-- Required work --
Write out the lines of the records below as a numbered list, from the line that contains "Itemize the components" through the line that contains "svg-text:A: A — [869, 428, 874, 435]", with both of those lines included and any blank lines omitted.

-- Given entries --
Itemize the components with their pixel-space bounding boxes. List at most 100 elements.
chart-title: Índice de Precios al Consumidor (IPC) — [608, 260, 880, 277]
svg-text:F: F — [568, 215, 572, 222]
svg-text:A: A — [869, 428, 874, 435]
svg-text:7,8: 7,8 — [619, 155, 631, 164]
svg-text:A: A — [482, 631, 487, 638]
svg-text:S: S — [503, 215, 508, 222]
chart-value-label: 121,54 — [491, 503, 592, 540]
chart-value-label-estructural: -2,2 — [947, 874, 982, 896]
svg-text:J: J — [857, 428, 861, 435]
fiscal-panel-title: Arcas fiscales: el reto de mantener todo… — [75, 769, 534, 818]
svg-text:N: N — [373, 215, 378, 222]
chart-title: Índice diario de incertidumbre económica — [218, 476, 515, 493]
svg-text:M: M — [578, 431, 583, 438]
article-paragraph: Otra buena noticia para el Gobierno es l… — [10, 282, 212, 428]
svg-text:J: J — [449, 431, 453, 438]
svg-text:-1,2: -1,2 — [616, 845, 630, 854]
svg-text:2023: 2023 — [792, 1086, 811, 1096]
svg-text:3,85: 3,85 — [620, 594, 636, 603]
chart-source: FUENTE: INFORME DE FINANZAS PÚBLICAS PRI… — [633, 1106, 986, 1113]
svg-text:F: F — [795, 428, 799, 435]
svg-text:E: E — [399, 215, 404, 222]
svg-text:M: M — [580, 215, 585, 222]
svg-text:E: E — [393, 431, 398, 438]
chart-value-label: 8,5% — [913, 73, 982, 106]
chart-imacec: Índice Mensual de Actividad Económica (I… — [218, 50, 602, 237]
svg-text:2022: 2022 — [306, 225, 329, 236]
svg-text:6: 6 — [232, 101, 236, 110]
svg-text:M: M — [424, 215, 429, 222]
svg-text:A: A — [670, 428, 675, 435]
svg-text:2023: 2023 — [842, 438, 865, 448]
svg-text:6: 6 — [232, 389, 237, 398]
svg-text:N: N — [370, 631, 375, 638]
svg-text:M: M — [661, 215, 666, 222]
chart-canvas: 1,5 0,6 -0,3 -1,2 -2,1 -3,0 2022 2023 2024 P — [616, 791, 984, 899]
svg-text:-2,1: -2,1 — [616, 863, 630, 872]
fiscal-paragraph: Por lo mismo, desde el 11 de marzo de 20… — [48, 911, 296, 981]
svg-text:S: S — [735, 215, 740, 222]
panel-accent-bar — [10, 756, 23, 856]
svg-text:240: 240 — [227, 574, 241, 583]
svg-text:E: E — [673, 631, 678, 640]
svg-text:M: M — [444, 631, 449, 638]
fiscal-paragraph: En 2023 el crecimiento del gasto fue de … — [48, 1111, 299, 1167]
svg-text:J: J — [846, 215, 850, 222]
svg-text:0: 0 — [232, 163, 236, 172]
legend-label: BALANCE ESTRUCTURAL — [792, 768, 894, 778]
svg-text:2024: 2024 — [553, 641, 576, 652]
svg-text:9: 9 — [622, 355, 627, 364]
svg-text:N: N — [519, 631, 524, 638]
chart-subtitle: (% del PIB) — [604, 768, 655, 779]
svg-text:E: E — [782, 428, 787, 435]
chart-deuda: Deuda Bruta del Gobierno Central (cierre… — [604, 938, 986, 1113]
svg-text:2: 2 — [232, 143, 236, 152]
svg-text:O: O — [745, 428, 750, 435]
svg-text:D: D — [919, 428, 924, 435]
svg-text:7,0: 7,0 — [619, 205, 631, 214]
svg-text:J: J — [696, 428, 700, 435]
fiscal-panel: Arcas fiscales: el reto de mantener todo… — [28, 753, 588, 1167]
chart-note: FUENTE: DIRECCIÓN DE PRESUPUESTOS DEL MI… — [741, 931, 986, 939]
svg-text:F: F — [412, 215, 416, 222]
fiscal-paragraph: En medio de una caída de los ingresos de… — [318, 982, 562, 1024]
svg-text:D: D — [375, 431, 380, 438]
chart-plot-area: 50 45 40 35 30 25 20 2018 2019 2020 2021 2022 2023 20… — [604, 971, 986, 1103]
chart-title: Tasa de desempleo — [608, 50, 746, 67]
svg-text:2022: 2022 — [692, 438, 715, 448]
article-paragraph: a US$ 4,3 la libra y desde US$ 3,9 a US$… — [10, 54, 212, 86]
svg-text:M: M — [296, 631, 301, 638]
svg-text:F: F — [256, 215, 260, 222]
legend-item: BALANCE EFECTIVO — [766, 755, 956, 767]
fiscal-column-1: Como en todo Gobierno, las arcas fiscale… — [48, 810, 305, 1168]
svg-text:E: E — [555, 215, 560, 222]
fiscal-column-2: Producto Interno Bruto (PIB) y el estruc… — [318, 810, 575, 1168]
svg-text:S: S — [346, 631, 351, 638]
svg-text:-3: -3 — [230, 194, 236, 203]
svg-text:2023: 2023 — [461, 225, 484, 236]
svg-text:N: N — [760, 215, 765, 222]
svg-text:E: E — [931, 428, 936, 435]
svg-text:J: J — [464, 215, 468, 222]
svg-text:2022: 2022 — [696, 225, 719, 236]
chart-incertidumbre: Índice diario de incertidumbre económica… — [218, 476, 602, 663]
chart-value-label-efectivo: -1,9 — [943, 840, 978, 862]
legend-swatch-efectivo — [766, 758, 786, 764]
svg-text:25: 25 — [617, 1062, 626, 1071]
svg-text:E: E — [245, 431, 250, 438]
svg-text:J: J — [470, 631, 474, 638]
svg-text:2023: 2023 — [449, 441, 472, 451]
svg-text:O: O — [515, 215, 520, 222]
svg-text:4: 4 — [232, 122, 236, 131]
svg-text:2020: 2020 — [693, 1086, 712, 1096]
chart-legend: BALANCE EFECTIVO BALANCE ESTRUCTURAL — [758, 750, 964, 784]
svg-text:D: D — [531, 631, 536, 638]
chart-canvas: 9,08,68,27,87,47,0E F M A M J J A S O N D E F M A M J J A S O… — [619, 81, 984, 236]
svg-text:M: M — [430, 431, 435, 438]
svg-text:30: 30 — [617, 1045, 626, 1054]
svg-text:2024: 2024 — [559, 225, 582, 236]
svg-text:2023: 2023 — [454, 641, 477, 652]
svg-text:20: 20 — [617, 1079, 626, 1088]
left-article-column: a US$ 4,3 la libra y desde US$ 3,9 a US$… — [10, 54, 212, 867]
==
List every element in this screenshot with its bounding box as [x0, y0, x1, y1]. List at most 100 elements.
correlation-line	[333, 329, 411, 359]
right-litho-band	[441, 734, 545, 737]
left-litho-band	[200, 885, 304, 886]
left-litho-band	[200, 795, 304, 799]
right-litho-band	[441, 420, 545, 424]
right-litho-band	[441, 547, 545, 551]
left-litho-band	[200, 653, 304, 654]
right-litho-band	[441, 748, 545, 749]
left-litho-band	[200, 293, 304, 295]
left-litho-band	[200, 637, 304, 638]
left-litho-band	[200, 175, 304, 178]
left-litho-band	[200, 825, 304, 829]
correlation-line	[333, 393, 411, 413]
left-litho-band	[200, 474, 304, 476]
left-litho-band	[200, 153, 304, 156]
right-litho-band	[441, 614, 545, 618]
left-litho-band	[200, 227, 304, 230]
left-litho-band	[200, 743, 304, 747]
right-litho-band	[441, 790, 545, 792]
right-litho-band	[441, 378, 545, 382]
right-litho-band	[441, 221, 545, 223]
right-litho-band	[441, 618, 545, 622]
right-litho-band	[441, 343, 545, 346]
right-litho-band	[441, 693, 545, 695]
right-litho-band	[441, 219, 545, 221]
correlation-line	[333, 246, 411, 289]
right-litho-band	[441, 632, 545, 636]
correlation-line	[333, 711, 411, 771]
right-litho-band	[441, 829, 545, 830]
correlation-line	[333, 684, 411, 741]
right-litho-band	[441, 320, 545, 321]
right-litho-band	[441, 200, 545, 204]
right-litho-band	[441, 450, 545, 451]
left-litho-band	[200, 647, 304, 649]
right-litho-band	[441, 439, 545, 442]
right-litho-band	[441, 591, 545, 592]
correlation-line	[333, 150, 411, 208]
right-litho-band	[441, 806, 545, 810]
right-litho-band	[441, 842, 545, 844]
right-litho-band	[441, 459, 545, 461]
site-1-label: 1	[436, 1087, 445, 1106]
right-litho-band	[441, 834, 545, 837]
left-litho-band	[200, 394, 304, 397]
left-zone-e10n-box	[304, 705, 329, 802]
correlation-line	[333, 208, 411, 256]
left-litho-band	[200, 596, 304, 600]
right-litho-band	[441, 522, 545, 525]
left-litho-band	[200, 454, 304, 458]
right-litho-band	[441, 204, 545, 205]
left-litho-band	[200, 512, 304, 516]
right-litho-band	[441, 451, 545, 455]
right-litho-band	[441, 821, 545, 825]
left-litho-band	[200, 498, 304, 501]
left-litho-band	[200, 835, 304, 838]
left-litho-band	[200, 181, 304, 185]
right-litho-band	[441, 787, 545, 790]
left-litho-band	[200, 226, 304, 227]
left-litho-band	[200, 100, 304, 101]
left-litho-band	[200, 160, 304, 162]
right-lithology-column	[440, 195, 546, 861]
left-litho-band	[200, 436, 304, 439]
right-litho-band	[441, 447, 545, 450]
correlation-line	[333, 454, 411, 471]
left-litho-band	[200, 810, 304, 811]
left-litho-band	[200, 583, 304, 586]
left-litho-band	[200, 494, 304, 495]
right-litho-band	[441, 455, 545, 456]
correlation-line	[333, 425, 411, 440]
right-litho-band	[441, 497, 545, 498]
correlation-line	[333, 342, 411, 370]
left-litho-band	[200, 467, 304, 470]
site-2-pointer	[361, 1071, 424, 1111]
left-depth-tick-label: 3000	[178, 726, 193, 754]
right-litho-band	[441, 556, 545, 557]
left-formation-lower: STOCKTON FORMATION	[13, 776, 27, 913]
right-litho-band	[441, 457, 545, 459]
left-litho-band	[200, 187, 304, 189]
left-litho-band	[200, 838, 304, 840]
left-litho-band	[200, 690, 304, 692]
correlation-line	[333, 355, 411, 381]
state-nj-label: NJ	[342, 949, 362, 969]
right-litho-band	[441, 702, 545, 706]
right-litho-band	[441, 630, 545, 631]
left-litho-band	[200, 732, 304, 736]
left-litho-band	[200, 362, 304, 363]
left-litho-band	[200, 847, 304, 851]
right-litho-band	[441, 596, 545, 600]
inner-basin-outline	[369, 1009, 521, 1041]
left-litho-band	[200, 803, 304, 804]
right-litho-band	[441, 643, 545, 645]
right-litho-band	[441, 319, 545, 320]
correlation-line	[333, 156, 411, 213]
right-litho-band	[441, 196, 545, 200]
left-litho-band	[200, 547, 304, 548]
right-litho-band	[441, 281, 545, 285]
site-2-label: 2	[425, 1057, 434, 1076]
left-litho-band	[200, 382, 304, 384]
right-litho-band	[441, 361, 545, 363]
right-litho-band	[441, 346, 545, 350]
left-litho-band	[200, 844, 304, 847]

-- Solution for this problem --
1. Itemize the components with their pixel-space bounding boxes. List at most 100 elements.
2. chart-title: Índice de Precios al Consumidor (IPC) — [608, 260, 880, 277]
3. svg-text:F: F — [568, 215, 572, 222]
4. svg-text:A: A — [869, 428, 874, 435]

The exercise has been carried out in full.